■ **Problem**: Without omitting anything, return the records precisely as given.

======== Records for this exercise ========

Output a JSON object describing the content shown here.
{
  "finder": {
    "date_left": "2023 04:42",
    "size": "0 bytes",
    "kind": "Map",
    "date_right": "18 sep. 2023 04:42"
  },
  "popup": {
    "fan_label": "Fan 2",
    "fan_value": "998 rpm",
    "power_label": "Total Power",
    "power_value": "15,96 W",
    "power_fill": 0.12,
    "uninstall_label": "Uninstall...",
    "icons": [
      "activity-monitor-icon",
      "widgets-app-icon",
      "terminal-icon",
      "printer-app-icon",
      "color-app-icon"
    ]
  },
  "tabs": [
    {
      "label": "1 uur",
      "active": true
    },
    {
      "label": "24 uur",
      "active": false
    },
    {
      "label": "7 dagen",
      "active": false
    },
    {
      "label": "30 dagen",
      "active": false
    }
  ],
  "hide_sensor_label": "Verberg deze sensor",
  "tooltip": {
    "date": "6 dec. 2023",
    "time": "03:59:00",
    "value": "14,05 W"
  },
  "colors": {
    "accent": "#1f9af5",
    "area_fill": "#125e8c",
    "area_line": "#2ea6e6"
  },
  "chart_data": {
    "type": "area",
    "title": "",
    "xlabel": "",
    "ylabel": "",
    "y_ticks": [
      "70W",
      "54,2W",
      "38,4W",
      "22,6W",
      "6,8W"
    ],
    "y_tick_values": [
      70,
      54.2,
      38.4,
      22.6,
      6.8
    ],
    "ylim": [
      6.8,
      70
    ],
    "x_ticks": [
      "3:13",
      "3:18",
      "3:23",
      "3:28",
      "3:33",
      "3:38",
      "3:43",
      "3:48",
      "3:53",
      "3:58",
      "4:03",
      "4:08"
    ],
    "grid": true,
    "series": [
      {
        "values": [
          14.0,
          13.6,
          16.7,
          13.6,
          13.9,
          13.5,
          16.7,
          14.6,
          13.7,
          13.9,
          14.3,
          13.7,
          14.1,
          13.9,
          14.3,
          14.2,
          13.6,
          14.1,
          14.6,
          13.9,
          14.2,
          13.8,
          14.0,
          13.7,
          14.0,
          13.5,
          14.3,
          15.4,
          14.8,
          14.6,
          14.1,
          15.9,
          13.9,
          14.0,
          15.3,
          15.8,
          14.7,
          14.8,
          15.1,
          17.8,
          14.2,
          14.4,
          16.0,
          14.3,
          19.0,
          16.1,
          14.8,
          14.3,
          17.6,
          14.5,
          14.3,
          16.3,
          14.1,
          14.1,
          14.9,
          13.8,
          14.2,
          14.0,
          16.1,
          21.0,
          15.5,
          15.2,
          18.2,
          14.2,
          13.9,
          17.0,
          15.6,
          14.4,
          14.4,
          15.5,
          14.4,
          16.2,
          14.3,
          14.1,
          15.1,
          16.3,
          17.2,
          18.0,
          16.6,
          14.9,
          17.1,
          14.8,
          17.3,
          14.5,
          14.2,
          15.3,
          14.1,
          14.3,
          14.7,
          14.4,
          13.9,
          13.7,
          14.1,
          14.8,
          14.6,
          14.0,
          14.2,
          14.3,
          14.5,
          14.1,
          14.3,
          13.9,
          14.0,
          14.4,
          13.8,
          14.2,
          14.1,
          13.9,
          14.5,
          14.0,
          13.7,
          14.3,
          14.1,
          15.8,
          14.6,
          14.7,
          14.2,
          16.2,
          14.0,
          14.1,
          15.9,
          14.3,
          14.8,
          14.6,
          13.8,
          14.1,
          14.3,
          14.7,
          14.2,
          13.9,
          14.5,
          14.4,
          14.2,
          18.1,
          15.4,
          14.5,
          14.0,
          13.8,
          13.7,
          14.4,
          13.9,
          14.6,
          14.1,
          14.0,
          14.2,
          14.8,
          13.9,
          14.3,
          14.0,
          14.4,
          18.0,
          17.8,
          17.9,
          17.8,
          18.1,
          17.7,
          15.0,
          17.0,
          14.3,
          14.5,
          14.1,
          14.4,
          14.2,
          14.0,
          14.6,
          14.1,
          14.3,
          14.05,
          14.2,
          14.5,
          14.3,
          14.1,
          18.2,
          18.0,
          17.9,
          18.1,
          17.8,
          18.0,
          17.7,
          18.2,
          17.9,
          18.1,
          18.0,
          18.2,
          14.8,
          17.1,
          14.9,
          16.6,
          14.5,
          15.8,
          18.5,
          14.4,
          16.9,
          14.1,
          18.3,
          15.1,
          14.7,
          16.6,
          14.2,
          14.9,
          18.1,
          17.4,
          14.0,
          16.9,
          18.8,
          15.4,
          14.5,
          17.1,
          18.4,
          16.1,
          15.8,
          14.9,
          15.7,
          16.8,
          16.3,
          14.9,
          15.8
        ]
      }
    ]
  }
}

========

■ **Exercise result**:
Output a JSON object describing the content shown here.
{
  "finder": {
    "date_left": "2023 04:42",
    "size": "0 bytes",
    "kind": "Map",
    "date_right": "18 sep. 2023 04:42"
  },
  "popup": {
    "fan_label": "Fan 2",
    "fan_value": "998 rpm",
    "power_label": "Total Power",
    "power_value": "15,96 W",
    "power_fill": 0.12,
    "uninstall_label": "Uninstall...",
    "icons": [
      "activity-monitor-icon",
      "widgets-app-icon",
      "terminal-icon",
      "printer-app-icon",
      "color-app-icon"
    ]
  },
  "tabs": [
    {
      "label": "1 uur",
      "active": true
    },
    {
      "label": "24 uur",
      "active": false
    },
    {
      "label": "7 dagen",
      "active": false
    },
    {
      "label": "30 dagen",
      "active": false
    }
  ],
  "hide_sensor_label": "Verberg deze sensor",
  "tooltip": {
    "date": "6 dec. 2023",
    "time": "03:59:00",
    "value": "14,05 W"
  },
  "colors": {
    "accent": "#1f9af5",
    "area_fill": "#125e8c",
    "area_line": "#2ea6e6"
  },
  "chart_data": {
    "type": "area",
    "title": "",
    "xlabel": "",
    "ylabel": "",
    "y_ticks": [
      "70W",
      "54,2W",
      "38,4W",
      "22,6W",
      "6,8W"
    ],
    "y_tick_values": [
      70,
      54.2,
      38.4,
      22.6,
      6.8
    ],
    "ylim": [
      6.8,
      70
    ],
    "x_ticks": [
      "3:13",
      "3:18",
      "3:23",
      "3:28",
      "3:33",
      "3:38",
      "3:43",
      "3:48",
      "3:53",
      "3:58",
      "4:03",
      "4:08"
    ],
    "grid": true,
    "series": [
      {
        "values": [
          14.0,
          13.6,
          16.7,
          13.6,
          13.9,
          13.5,
          16.7,
          14.6,
          13.7,
          13.9,
          14.3,
          13.7,
          14.1,
          13.9,
          14.3,
          14.2,
          13.6,
          14.1,
          14.6,
          13.9,
          14.2,
          13.8,
          14.0,
          13.7,
          14.0,
          13.5,
          14.3,
          15.4,
          14.8,
          14.6,
          14.1,
          15.9,
          13.9,
          14.0,
          15.3,
          15.8,
          14.7,
          14.8,
          15.1,
          17.8,
          14.2,
          14.4,
          16.0,
          14.3,
          19.0,
          16.1,
          14.8,
          14.3,
          17.6,
          14.5,
          14.3,
          16.3,
          14.1,
          14.1,
          14.9,
          13.8,
          14.2,
          14.0,
          16.1,
          21.0,
          15.5,
          15.2,
          18.2,
          14.2,
          13.9,
          17.0,
          15.6,
          14.4,
          14.4,
          15.5,
          14.4,
          16.2,
          14.3,
          14.1,
          15.1,
          16.3,
          17.2,
          18.0,
          16.6,
          14.9,
          17.1,
          14.8,
          17.3,
          14.5,
          14.2,
          15.3,
          14.1,
          14.3,
          14.7,
          14.4,
          13.9,
          13.7,
          14.1,
          14.8,
          14.6,
          14.0,
          14.2,
          14.3,
          14.5,
          14.1,
          14.3,
          13.9,
          14.0,
          14.4,
          13.8,
          14.2,
          14.1,
          13.9,
          14.5,
          14.0,
          13.7,
          14.3,
          14.1,
          15.8,
          14.6,
          14.7,
          14.2,
          16.2,
          14.0,
          14.1,
          15.9,
          14.3,
          14.8,
          14.6,
          13.8,
          14.1,
          14.3,
          14.7,
          14.2,
          13.9,
          14.5,
          14.4,
          14.2,
          18.1,
          15.4,
          14.5,
          14.0,
          13.8,
          13.7,
          14.4,
          13.9,
          14.6,
          14.1,
          14.0,
          14.2,
          14.8,
          13.9,
          14.3,
          14.0,
          14.4,
          18.0,
          17.8,
          17.9,
          17.8,
          18.1,
          17.7,
          15.0,
          17.0,
          14.3,
          14.5,
          14.1,
          14.4,
          14.2,
          14.0,
          14.6,
          14.1,
          14.3,
          14.05,
          14.2,
          14.5,
          14.3,
          14.1,
          18.2,
          18.0,
          17.9,
          18.1,
          17.8,
          18.0,
          17.7,
          18.2,
          17.9,
          18.1,
          18.0,
          18.2,
          14.8,
          17.1,
          14.9,
          16.6,
          14.5,
          15.8,
          18.5,
          14.4,
          16.9,
          14.1,
          18.3,
          15.1,
          14.7,
          16.6,
          14.2,
          14.9,
          18.1,
          17.4,
          14.0,
          16.9,
          18.8,
          15.4,
          14.5,
          17.1,
          18.4,
          16.1,
          15.8,
          14.9,
          15.7,
          16.8,
          16.3,
          14.9,
          15.8
        ]
      }
    ]
  }
}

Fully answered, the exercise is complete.